# STATED PROBLEM
In the entries below, count every line with the string "JSON". State the count and nothing else.

# RECORD EXTRACTS
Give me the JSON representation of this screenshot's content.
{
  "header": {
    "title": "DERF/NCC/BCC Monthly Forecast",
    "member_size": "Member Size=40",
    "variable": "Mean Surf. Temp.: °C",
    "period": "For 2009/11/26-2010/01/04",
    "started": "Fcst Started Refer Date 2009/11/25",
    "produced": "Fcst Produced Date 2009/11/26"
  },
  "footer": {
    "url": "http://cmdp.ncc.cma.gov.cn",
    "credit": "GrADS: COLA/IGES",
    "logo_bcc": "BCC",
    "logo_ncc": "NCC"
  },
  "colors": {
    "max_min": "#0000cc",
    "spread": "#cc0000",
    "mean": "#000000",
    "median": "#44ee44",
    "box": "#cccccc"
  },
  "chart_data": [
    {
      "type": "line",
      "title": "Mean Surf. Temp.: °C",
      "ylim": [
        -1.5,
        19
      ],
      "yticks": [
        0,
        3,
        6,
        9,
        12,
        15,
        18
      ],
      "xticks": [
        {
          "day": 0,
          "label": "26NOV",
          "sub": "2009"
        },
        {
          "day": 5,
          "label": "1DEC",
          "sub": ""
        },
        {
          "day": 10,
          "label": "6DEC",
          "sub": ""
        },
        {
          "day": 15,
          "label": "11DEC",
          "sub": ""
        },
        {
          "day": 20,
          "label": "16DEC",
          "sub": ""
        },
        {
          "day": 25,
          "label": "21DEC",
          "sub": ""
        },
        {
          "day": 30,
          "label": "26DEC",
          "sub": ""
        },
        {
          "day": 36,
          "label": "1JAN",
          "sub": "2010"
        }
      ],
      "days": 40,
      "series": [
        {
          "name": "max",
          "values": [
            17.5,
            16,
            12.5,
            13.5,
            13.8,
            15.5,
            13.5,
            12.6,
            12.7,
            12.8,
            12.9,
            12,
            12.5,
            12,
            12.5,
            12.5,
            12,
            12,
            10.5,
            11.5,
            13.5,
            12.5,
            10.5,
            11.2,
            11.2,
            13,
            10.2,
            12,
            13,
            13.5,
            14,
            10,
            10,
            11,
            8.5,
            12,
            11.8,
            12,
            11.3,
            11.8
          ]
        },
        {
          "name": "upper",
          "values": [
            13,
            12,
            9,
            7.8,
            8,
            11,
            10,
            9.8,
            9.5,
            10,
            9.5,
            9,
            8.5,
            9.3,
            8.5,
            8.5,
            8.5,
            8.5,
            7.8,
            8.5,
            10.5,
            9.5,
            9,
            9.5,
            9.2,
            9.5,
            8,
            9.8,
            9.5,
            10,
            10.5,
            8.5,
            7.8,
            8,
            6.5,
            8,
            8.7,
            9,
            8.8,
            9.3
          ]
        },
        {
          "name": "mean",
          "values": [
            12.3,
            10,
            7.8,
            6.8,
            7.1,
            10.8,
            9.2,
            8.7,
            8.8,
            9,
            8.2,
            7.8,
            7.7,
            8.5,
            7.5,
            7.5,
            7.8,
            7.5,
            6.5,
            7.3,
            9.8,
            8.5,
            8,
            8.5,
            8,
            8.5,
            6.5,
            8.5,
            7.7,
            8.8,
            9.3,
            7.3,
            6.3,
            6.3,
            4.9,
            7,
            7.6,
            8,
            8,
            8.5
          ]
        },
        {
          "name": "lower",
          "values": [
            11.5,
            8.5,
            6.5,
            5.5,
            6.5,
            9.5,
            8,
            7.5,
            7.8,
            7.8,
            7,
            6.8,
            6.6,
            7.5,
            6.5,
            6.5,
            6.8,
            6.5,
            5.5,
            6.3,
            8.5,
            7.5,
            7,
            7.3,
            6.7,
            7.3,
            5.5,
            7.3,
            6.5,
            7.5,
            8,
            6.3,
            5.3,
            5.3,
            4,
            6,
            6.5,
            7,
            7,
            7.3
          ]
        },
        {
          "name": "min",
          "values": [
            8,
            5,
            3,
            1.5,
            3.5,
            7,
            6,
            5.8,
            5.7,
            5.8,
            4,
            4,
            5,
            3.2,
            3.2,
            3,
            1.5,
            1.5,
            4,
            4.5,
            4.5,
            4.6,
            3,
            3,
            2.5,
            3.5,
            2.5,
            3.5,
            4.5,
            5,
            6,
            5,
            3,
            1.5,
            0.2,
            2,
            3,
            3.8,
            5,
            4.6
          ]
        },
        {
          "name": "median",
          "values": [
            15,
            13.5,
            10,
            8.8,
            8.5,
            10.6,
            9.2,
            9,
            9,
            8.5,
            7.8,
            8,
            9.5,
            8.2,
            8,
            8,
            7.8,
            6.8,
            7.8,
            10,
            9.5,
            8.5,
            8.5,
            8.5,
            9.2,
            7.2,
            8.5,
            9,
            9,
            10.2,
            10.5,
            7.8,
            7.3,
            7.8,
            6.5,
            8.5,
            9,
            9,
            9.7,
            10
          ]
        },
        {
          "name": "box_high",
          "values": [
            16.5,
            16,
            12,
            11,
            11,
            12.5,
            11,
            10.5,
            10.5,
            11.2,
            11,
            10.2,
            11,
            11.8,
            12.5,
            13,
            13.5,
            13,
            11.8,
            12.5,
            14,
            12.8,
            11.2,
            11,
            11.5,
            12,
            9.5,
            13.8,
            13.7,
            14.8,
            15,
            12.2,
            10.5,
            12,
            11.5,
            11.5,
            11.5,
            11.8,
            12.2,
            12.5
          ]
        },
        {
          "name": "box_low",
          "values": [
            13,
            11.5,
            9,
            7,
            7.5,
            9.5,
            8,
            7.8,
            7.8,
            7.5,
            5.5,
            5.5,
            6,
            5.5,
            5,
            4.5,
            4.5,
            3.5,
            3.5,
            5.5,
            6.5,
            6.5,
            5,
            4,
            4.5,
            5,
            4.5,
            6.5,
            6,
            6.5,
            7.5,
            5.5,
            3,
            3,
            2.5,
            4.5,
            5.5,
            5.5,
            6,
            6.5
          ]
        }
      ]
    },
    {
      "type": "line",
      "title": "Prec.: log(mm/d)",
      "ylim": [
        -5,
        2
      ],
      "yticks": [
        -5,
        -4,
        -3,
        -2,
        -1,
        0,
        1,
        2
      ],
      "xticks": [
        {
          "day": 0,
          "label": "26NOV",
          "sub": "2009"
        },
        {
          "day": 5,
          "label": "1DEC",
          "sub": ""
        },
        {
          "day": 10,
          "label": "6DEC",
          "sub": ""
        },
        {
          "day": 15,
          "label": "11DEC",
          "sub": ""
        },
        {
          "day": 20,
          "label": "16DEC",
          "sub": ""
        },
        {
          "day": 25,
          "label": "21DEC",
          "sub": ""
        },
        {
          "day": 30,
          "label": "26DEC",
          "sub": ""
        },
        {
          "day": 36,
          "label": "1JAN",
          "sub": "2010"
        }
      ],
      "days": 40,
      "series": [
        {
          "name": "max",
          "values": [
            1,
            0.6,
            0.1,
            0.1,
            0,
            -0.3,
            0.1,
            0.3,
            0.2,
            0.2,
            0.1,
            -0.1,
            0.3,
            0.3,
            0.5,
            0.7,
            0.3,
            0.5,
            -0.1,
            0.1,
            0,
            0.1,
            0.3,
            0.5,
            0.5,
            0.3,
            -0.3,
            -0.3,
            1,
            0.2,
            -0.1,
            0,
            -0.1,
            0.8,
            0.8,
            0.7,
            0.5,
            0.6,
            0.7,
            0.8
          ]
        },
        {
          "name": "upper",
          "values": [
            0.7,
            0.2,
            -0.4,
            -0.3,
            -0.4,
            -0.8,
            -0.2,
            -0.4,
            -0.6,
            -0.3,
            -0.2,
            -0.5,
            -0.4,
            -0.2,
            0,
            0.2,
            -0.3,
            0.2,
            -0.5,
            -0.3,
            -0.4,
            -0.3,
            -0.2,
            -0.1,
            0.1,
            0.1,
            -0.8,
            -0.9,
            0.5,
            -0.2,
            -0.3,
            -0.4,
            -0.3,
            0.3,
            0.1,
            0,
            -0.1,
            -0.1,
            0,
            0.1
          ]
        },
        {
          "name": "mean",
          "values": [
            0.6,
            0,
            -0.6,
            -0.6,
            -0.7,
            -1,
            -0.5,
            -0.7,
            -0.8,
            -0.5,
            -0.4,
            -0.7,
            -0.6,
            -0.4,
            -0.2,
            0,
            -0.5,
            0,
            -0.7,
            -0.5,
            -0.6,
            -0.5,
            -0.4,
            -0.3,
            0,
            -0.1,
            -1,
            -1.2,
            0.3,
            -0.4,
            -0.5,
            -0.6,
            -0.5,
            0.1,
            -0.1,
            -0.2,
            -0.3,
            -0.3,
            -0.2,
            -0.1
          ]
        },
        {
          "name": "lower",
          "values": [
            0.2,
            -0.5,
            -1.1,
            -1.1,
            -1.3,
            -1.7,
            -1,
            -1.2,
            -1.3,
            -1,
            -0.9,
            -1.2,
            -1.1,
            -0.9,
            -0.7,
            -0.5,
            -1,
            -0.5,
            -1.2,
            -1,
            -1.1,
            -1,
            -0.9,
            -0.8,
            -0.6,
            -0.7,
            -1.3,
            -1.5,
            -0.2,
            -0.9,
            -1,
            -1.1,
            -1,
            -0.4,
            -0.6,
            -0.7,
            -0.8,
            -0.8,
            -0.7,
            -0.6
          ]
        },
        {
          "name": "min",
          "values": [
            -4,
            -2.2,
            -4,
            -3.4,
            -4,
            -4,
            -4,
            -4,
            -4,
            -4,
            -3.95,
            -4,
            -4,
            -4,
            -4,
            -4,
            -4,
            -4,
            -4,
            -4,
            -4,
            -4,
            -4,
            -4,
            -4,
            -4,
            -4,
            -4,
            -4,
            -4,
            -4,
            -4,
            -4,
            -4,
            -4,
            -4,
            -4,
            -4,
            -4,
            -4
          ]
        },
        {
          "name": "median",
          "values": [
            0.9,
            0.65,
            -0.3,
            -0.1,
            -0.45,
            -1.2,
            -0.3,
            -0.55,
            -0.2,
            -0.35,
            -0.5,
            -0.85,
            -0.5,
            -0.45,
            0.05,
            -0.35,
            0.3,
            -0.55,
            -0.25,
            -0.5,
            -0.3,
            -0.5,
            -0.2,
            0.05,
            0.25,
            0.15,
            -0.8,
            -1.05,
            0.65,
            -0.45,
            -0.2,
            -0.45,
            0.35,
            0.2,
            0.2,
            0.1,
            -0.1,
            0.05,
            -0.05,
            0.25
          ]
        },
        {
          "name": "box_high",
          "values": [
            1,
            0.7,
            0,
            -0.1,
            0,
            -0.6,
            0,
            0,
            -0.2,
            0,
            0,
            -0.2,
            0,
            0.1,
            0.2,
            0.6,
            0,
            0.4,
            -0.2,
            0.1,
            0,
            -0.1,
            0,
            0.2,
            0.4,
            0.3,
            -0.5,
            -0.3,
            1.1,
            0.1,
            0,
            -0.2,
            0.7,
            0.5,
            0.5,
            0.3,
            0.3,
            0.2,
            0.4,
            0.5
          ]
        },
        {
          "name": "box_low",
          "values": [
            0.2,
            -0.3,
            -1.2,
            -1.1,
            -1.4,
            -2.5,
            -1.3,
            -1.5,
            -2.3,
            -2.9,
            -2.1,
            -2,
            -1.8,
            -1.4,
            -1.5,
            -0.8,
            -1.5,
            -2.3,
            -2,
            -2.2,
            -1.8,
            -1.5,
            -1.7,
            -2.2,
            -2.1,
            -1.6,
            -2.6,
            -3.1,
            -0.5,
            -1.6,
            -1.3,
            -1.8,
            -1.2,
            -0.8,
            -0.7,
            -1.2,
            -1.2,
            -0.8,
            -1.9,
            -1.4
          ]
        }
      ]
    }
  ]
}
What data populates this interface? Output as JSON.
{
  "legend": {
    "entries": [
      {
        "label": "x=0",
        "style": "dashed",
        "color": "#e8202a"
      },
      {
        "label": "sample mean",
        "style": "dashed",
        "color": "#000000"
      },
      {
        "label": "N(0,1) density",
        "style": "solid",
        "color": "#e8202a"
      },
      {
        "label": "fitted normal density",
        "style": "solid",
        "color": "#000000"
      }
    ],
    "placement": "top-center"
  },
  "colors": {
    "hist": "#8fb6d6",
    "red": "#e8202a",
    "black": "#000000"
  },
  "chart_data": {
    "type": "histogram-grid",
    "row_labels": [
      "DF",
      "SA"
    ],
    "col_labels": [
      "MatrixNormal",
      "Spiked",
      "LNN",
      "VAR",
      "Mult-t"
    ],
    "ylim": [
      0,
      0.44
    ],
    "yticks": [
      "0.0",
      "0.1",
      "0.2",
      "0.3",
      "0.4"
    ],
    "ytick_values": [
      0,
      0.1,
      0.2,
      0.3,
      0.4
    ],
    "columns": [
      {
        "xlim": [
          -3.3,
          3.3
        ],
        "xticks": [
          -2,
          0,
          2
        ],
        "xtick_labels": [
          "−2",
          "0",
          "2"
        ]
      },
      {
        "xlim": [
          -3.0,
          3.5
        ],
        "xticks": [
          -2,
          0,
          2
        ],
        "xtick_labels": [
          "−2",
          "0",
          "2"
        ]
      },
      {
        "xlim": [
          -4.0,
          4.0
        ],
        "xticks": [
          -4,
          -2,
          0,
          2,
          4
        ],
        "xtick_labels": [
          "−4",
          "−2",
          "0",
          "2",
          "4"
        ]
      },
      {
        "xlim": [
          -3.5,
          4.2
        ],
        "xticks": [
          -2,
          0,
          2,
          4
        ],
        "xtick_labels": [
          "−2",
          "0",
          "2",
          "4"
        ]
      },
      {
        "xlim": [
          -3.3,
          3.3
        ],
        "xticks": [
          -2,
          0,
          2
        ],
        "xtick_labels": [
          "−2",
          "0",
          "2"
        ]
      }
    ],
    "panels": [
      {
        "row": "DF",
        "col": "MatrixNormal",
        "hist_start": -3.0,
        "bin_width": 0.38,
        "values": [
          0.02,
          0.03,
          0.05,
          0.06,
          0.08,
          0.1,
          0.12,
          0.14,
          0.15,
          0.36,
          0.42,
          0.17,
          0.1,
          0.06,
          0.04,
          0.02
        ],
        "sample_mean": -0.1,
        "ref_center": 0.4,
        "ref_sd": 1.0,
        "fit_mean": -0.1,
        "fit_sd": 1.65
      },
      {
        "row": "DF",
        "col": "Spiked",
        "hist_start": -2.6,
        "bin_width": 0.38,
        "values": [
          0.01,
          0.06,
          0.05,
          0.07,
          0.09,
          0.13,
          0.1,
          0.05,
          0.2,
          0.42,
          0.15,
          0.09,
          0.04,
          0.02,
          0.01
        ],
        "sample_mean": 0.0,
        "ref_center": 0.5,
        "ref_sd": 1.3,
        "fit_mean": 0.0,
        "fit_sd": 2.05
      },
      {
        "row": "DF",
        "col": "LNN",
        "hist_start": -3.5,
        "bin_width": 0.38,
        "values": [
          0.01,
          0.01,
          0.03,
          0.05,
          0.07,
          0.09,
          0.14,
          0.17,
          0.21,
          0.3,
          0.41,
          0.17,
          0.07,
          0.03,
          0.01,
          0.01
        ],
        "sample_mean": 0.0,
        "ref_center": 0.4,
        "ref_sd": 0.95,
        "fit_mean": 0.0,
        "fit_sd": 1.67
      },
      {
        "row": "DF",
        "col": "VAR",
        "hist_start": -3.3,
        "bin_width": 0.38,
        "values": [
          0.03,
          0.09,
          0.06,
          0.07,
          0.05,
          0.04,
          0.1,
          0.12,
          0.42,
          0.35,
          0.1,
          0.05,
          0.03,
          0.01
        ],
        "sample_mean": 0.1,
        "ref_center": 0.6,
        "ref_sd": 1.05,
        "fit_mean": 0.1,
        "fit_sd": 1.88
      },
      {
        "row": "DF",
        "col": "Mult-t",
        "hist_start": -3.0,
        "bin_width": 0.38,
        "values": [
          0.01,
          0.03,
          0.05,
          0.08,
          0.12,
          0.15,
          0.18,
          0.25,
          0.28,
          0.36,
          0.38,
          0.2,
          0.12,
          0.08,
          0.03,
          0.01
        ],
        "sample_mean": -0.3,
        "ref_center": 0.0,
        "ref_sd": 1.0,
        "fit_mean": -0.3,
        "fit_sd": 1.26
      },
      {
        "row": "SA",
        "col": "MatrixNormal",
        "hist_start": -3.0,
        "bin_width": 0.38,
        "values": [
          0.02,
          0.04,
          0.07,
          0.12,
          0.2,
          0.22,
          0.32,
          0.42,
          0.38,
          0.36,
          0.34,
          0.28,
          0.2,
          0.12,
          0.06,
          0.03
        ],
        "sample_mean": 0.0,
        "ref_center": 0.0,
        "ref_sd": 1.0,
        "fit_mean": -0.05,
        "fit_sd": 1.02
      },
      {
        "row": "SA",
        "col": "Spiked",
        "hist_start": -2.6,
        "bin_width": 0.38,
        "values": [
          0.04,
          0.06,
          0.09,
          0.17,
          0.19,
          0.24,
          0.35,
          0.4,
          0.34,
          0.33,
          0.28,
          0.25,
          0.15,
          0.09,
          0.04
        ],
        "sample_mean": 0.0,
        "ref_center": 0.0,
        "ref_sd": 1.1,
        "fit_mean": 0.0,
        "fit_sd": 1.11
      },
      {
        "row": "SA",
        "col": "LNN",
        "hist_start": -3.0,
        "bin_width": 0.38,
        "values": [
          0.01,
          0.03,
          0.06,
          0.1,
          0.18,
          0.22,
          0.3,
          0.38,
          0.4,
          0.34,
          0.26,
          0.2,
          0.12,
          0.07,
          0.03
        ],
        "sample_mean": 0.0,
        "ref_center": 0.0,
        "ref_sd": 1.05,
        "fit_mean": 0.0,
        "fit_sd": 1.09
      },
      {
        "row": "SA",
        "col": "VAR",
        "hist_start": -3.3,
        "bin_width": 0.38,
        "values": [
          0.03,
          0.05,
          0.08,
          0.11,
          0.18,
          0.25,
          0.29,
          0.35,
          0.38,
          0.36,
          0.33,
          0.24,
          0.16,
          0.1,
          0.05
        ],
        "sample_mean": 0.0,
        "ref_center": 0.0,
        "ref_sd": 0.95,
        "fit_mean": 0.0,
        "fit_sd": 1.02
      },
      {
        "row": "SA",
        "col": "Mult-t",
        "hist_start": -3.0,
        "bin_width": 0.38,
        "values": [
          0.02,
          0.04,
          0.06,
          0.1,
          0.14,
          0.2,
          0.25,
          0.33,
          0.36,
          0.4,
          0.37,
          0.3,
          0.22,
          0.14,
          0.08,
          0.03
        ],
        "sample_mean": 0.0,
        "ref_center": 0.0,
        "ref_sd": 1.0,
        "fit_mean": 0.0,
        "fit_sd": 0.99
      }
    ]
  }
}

# RESULT OF THE TASK
2